Count every line in the data below where "this" occurs, then state that number and nothing more.

---------- EXERCISE INPUT

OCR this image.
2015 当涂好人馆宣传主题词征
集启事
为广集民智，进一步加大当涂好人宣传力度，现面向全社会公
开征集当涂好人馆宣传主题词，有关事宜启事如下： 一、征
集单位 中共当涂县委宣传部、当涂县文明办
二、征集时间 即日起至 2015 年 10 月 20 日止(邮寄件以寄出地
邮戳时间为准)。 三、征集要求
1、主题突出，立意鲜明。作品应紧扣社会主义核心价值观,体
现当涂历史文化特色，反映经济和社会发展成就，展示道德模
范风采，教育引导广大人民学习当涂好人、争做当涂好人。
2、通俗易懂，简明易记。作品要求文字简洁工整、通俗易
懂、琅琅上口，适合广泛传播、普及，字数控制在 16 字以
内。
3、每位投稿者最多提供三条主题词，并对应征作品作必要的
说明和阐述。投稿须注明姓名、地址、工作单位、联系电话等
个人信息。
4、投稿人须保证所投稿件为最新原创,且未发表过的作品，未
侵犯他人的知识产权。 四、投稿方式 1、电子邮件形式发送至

--------------------
---------- EXERCISE INPUT

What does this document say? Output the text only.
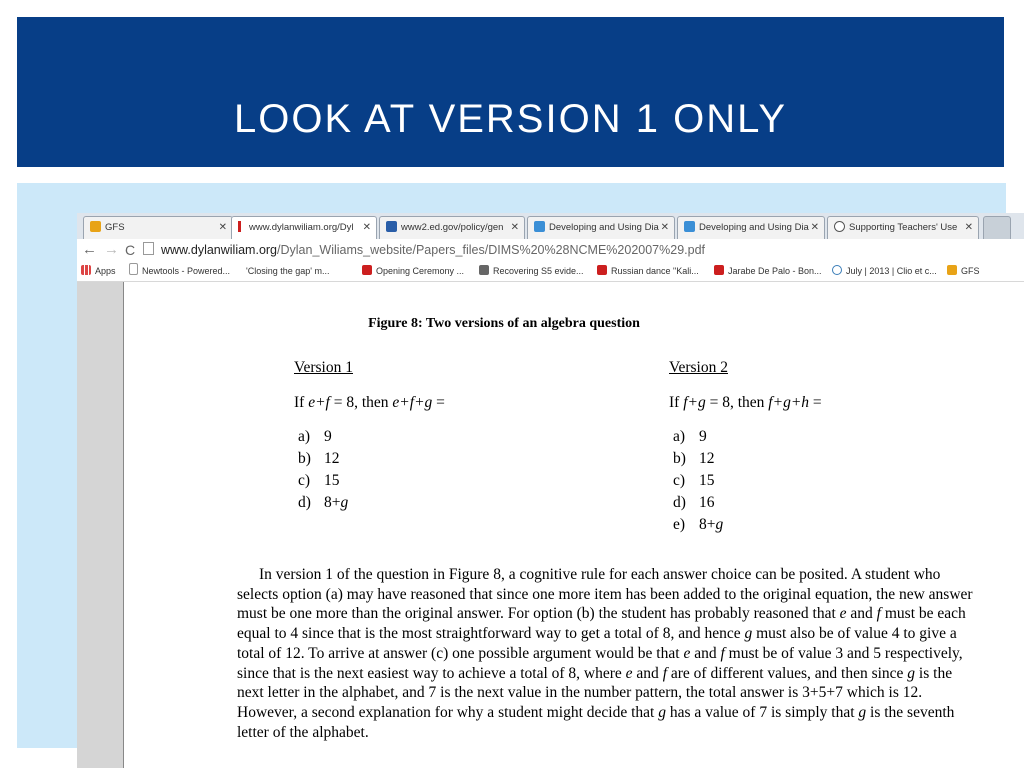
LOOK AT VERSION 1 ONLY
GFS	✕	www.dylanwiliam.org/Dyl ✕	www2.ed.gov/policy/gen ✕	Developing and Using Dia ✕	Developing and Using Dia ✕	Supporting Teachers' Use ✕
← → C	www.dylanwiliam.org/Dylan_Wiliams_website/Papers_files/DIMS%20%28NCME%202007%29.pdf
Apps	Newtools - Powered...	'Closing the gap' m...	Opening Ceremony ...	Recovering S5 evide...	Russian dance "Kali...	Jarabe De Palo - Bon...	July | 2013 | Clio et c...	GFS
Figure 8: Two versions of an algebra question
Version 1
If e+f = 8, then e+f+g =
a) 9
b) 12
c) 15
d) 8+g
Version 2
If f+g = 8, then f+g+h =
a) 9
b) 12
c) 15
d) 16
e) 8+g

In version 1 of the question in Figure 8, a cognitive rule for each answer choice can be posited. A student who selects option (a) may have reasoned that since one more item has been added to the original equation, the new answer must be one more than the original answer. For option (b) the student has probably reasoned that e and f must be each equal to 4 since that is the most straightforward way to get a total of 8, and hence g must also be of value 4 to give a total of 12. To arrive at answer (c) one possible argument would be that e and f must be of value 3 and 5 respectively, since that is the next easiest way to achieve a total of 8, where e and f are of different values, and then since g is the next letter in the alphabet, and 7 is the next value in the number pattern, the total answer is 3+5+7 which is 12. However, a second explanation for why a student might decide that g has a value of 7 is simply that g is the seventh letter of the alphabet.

--------------------

### TASK SOLUTION
2